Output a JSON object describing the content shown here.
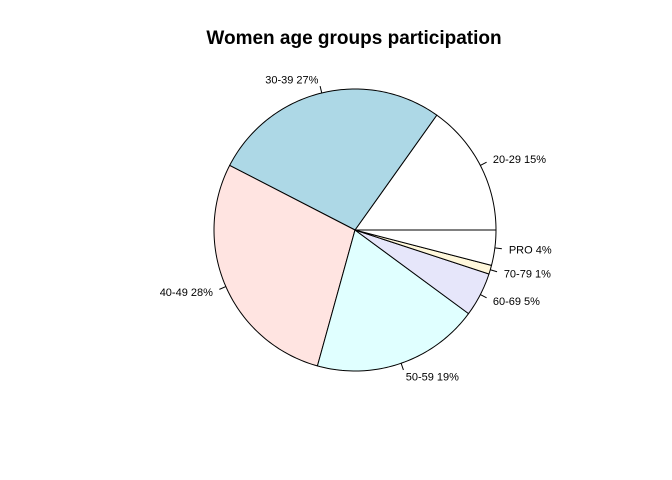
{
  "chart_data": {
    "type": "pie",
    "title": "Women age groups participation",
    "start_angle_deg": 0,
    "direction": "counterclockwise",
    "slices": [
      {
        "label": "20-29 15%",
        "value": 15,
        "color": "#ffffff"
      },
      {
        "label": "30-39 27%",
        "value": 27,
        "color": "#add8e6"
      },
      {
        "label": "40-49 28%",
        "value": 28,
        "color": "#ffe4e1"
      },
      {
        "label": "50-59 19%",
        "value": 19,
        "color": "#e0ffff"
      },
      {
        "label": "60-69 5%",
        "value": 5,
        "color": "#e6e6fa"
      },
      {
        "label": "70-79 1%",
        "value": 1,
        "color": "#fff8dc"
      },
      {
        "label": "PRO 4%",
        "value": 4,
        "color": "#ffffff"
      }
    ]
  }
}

> **SET TASK**
Read through the entries and copy every line that includes "label".

> **FINAL RESULT**
        "label": "20-29 15%",
        "label": "30-39 27%",
        "label": "40-49 28%",
        "label": "50-59 19%",
        "label": "60-69 5%",
        "label": "70-79 1%",
        "label": "PRO 4%",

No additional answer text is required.